(WHAT NEEDS TO BE DONE)
Among the records below, find each line that includes the string "left" and copy it.

______

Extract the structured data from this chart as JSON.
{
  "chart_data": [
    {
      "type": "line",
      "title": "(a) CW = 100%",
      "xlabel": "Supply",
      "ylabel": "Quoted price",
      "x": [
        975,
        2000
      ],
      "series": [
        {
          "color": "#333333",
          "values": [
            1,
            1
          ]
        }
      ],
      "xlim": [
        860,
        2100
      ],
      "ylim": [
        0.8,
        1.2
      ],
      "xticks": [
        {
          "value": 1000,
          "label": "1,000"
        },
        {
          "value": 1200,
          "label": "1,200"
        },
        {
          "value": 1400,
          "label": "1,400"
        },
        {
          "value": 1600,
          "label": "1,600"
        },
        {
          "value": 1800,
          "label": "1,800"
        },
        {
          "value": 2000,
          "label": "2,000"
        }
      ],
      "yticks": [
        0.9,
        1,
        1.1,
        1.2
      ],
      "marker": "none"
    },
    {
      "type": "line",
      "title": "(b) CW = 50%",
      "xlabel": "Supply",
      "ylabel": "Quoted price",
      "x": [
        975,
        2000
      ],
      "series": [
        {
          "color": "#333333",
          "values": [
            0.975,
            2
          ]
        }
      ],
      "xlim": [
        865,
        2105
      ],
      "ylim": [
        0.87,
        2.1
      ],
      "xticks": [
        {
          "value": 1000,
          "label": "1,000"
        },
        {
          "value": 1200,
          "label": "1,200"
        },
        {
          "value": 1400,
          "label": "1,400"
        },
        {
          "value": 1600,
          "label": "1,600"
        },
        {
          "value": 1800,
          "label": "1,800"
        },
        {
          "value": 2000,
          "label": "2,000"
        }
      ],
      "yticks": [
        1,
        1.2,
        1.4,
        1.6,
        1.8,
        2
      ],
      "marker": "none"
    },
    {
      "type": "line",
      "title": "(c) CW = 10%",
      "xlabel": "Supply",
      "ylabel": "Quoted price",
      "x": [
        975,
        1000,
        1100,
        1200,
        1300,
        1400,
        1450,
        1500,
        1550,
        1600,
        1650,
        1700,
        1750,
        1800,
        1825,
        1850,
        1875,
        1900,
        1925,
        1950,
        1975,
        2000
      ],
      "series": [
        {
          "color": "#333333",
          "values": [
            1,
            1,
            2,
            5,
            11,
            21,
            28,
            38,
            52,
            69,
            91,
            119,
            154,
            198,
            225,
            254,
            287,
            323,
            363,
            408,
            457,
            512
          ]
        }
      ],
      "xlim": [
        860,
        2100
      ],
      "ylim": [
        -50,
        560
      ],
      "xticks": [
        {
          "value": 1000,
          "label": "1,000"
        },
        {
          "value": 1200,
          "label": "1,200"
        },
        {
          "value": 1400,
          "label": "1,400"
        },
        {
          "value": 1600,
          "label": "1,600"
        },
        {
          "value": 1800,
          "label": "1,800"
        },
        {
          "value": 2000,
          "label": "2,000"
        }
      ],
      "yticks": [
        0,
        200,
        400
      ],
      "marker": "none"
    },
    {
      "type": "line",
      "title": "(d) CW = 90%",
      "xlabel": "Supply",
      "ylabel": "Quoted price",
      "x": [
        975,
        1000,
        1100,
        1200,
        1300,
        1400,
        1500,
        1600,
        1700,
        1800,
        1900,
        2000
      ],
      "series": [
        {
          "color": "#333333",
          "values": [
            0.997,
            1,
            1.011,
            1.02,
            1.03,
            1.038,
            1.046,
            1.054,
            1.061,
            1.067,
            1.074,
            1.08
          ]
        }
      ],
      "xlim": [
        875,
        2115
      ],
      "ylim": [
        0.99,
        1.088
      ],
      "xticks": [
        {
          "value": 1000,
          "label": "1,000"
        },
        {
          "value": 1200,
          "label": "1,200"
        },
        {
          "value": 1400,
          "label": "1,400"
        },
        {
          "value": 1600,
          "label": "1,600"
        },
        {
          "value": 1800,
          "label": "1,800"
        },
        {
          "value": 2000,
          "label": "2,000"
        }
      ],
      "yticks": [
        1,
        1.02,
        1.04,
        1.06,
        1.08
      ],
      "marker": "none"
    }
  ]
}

______

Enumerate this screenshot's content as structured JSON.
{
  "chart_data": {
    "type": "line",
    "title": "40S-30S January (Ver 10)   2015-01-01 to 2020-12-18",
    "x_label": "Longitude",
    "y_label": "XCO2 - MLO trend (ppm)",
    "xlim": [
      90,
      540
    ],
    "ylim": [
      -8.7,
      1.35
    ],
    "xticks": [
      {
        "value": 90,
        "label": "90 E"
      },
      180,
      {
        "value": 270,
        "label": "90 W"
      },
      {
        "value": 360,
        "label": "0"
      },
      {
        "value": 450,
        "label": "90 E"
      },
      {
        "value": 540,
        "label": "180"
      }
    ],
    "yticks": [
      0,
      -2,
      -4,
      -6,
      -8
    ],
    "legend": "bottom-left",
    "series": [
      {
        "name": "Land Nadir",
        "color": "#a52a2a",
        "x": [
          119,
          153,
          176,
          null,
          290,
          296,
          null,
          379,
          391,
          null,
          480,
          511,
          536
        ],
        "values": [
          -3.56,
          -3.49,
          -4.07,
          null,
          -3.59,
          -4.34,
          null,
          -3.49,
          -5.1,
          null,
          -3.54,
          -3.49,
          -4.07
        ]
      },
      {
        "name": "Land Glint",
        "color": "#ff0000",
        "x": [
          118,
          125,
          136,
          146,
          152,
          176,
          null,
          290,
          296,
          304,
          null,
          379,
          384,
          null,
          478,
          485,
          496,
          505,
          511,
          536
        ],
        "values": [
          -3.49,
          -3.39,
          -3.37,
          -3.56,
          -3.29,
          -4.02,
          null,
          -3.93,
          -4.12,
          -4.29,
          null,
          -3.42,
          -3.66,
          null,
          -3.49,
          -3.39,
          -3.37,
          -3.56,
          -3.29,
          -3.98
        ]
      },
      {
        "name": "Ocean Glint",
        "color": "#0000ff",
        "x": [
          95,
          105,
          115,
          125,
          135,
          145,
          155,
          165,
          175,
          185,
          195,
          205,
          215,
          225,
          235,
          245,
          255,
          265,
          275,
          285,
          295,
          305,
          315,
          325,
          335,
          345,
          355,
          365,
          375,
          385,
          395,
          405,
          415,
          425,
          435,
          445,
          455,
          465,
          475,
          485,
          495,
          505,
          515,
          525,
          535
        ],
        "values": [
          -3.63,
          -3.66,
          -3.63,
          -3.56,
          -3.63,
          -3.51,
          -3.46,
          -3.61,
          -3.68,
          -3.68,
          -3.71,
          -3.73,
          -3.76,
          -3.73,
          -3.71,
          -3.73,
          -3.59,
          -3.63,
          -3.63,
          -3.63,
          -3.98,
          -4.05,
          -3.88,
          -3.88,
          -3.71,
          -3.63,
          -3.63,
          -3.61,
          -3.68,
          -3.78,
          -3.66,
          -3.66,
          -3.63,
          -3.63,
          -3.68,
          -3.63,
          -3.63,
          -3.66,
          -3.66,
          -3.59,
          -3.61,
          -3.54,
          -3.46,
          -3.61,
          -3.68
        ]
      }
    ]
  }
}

______

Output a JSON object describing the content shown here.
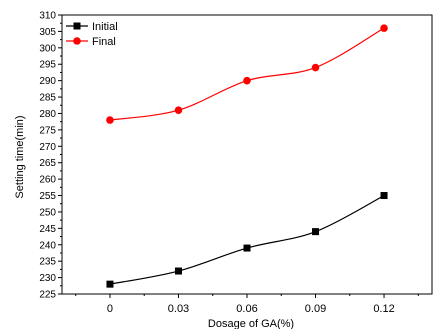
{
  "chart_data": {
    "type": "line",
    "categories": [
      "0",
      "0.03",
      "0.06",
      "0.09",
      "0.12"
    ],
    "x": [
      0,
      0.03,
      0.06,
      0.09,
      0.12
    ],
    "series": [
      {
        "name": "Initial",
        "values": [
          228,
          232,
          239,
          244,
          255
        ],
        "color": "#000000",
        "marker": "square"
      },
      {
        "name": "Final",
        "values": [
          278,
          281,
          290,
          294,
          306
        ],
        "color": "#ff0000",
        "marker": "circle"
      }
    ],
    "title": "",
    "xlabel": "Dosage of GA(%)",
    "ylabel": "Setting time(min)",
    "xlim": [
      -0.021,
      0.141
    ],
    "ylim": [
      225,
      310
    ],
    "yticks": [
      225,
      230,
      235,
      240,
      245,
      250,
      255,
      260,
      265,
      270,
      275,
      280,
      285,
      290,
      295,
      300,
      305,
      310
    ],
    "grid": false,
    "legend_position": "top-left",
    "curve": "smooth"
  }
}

______

(ANSWER FOR THE TASK)
    "legend": "bottom-left",
    "legend_position": "top-left",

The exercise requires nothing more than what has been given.